Extracted data entries
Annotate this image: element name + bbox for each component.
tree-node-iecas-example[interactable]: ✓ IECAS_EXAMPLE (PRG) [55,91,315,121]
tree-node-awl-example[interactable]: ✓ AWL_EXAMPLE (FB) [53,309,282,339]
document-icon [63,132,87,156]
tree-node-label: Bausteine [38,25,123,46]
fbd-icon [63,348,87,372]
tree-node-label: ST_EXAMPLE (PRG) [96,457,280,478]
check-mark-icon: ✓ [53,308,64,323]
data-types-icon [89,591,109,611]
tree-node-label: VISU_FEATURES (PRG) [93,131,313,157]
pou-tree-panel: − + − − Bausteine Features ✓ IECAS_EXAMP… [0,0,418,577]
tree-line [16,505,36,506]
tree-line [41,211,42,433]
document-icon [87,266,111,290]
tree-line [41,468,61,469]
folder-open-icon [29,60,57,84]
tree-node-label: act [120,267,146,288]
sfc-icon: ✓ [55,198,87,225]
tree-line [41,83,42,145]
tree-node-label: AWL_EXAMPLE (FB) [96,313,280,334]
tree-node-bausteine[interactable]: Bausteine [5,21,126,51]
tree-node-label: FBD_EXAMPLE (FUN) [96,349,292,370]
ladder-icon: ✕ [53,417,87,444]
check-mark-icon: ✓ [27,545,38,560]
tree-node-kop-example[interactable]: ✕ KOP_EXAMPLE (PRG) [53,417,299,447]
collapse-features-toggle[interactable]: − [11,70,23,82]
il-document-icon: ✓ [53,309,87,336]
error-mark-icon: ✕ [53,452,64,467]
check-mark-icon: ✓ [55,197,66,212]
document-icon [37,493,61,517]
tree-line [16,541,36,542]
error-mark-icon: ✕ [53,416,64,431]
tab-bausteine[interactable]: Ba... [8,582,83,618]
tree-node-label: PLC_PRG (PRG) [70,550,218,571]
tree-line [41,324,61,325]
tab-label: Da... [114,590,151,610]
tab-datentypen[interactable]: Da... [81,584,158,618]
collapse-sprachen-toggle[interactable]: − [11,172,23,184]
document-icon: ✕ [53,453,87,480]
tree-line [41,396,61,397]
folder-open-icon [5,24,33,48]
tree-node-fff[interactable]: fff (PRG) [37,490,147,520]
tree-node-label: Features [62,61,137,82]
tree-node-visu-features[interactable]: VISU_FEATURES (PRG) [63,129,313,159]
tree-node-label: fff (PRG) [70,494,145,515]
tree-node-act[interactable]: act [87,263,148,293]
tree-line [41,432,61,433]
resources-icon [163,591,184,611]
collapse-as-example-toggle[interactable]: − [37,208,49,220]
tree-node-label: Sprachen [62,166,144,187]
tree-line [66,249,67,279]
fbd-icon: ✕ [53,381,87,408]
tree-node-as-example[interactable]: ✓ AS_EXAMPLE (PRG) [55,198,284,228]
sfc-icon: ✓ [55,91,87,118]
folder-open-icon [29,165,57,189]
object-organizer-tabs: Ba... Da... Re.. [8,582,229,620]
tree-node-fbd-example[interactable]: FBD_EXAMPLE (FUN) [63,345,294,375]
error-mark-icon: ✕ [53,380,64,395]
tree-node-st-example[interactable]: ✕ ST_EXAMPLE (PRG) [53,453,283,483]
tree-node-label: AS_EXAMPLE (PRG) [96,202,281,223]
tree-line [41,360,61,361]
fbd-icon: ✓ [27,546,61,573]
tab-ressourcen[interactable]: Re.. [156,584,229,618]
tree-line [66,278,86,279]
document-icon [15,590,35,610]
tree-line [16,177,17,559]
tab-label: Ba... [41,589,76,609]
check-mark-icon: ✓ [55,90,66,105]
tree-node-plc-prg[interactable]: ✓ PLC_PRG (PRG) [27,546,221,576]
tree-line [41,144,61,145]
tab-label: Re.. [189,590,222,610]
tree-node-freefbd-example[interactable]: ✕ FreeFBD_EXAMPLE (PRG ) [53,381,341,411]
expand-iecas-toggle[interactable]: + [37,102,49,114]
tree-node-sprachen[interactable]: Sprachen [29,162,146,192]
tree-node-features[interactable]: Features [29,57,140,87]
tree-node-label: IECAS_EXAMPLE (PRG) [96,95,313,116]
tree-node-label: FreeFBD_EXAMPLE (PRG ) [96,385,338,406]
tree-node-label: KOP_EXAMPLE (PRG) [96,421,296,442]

> _Challenge_: Rewrite the listing with "tree-line" swapped for "connector-line" everywhere it appears, leaving everything else the same.

> _Output below_:
Annotate this image: element name + bbox for each component.
tree-node-iecas-example[interactable]: ✓ IECAS_EXAMPLE (PRG) [55,91,315,121]
tree-node-awl-example[interactable]: ✓ AWL_EXAMPLE (FB) [53,309,282,339]
document-icon [63,132,87,156]
tree-node-label: Bausteine [38,25,123,46]
fbd-icon [63,348,87,372]
tree-node-label: ST_EXAMPLE (PRG) [96,457,280,478]
check-mark-icon: ✓ [53,308,64,323]
data-types-icon [89,591,109,611]
tree-node-label: VISU_FEATURES (PRG) [93,131,313,157]
pou-tree-panel: − + − − Bausteine Features ✓ IECAS_EXAMP… [0,0,418,577]
connector-line [16,505,36,506]
connector-line [41,211,42,433]
document-icon [87,266,111,290]
connector-line [41,468,61,469]
folder-open-icon [29,60,57,84]
tree-node-label: act [120,267,146,288]
sfc-icon: ✓ [55,198,87,225]
connector-line [41,83,42,145]
tree-node-label: AWL_EXAMPLE (FB) [96,313,280,334]
tree-node-bausteine[interactable]: Bausteine [5,21,126,51]
tree-node-label: FBD_EXAMPLE (FUN) [96,349,292,370]
ladder-icon: ✕ [53,417,87,444]
check-mark-icon: ✓ [27,545,38,560]
tree-node-kop-example[interactable]: ✕ KOP_EXAMPLE (PRG) [53,417,299,447]
collapse-features-toggle[interactable]: − [11,70,23,82]
il-document-icon: ✓ [53,309,87,336]
error-mark-icon: ✕ [53,452,64,467]
check-mark-icon: ✓ [55,197,66,212]
document-icon [37,493,61,517]
connector-line [16,541,36,542]
error-mark-icon: ✕ [53,416,64,431]
tab-bausteine[interactable]: Ba... [8,582,83,618]
tree-node-label: PLC_PRG (PRG) [70,550,218,571]
connector-line [41,324,61,325]
tab-label: Da... [114,590,151,610]
tab-datentypen[interactable]: Da... [81,584,158,618]
collapse-sprachen-toggle[interactable]: − [11,172,23,184]
document-icon: ✕ [53,453,87,480]
connector-line [41,396,61,397]
folder-open-icon [5,24,33,48]
tree-node-fff[interactable]: fff (PRG) [37,490,147,520]
tree-node-label: Features [62,61,137,82]
tree-node-visu-features[interactable]: VISU_FEATURES (PRG) [63,129,313,159]
tree-node-label: fff (PRG) [70,494,145,515]
tree-node-act[interactable]: act [87,263,148,293]
connector-line [41,432,61,433]
resources-icon [163,591,184,611]
collapse-as-example-toggle[interactable]: − [37,208,49,220]
tree-node-label: Sprachen [62,166,144,187]
connector-line [66,249,67,279]
fbd-icon: ✕ [53,381,87,408]
tree-node-as-example[interactable]: ✓ AS_EXAMPLE (PRG) [55,198,284,228]
sfc-icon: ✓ [55,91,87,118]
folder-open-icon [29,165,57,189]
object-organizer-tabs: Ba... Da... Re.. [8,582,229,620]
tree-node-fbd-example[interactable]: FBD_EXAMPLE (FUN) [63,345,294,375]
error-mark-icon: ✕ [53,380,64,395]
tree-node-st-example[interactable]: ✕ ST_EXAMPLE (PRG) [53,453,283,483]
tree-node-label: AS_EXAMPLE (PRG) [96,202,281,223]
connector-line [41,360,61,361]
fbd-icon: ✓ [27,546,61,573]
tab-ressourcen[interactable]: Re.. [156,584,229,618]
connector-line [66,278,86,279]
document-icon [15,590,35,610]
connector-line [16,177,17,559]
tab-label: Ba... [41,589,76,609]
check-mark-icon: ✓ [55,90,66,105]
tree-node-plc-prg[interactable]: ✓ PLC_PRG (PRG) [27,546,221,576]
connector-line [41,144,61,145]
tab-label: Re.. [189,590,222,610]
tree-node-freefbd-example[interactable]: ✕ FreeFBD_EXAMPLE (PRG ) [53,381,341,411]
expand-iecas-toggle[interactable]: + [37,102,49,114]
tree-node-sprachen[interactable]: Sprachen [29,162,146,192]
tree-node-features[interactable]: Features [29,57,140,87]
tree-node-label: IECAS_EXAMPLE (PRG) [96,95,313,116]
tree-node-label: FreeFBD_EXAMPLE (PRG ) [96,385,338,406]
tree-node-label: KOP_EXAMPLE (PRG) [96,421,296,442]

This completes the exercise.